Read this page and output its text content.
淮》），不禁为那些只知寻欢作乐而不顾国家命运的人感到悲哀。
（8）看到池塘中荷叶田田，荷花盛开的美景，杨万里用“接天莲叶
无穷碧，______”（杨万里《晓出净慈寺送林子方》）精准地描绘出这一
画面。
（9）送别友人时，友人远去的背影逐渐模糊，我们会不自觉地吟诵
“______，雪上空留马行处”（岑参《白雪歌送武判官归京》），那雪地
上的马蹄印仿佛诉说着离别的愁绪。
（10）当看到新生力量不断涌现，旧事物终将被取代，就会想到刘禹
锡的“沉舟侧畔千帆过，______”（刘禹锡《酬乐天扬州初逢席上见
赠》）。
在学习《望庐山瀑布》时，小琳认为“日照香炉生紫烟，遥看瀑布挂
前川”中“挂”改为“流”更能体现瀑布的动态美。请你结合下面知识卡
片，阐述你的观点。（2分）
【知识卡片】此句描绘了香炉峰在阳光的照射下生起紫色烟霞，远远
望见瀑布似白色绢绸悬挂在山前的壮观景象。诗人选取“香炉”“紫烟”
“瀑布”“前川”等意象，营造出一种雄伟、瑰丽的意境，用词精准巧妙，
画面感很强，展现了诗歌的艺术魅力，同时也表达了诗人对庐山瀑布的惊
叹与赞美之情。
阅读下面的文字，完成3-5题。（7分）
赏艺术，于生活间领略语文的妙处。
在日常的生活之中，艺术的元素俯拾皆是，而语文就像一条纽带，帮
::::::::
# [TASK PROMPT]
Copy the records above exactly as they appear.

# [EXERCISE RESPONSE]
Read this page and output its text content.
淮》），不禁为那些只知寻欢作乐而不顾国家命运的人感到悲哀。
（8）看到池塘中荷叶田田，荷花盛开的美景，杨万里用“接天莲叶
无穷碧，______”（杨万里《晓出净慈寺送林子方》）精准地描绘出这一
画面。
（9）送别友人时，友人远去的背影逐渐模糊，我们会不自觉地吟诵
“______，雪上空留马行处”（岑参《白雪歌送武判官归京》），那雪地
上的马蹄印仿佛诉说着离别的愁绪。
（10）当看到新生力量不断涌现，旧事物终将被取代，就会想到刘禹
锡的“沉舟侧畔千帆过，______”（刘禹锡《酬乐天扬州初逢席上见
赠》）。
在学习《望庐山瀑布》时，小琳认为“日照香炉生紫烟，遥看瀑布挂
前川”中“挂”改为“流”更能体现瀑布的动态美。请你结合下面知识卡
片，阐述你的观点。（2分）
【知识卡片】此句描绘了香炉峰在阳光的照射下生起紫色烟霞，远远
望见瀑布似白色绢绸悬挂在山前的壮观景象。诗人选取“香炉”“紫烟”
“瀑布”“前川”等意象，营造出一种雄伟、瑰丽的意境，用词精准巧妙，
画面感很强，展现了诗歌的艺术魅力，同时也表达了诗人对庐山瀑布的惊
叹与赞美之情。
阅读下面的文字，完成3-5题。（7分）
赏艺术，于生活间领略语文的妙处。
在日常的生活之中，艺术的元素俯拾皆是，而语文就像一条纽带，帮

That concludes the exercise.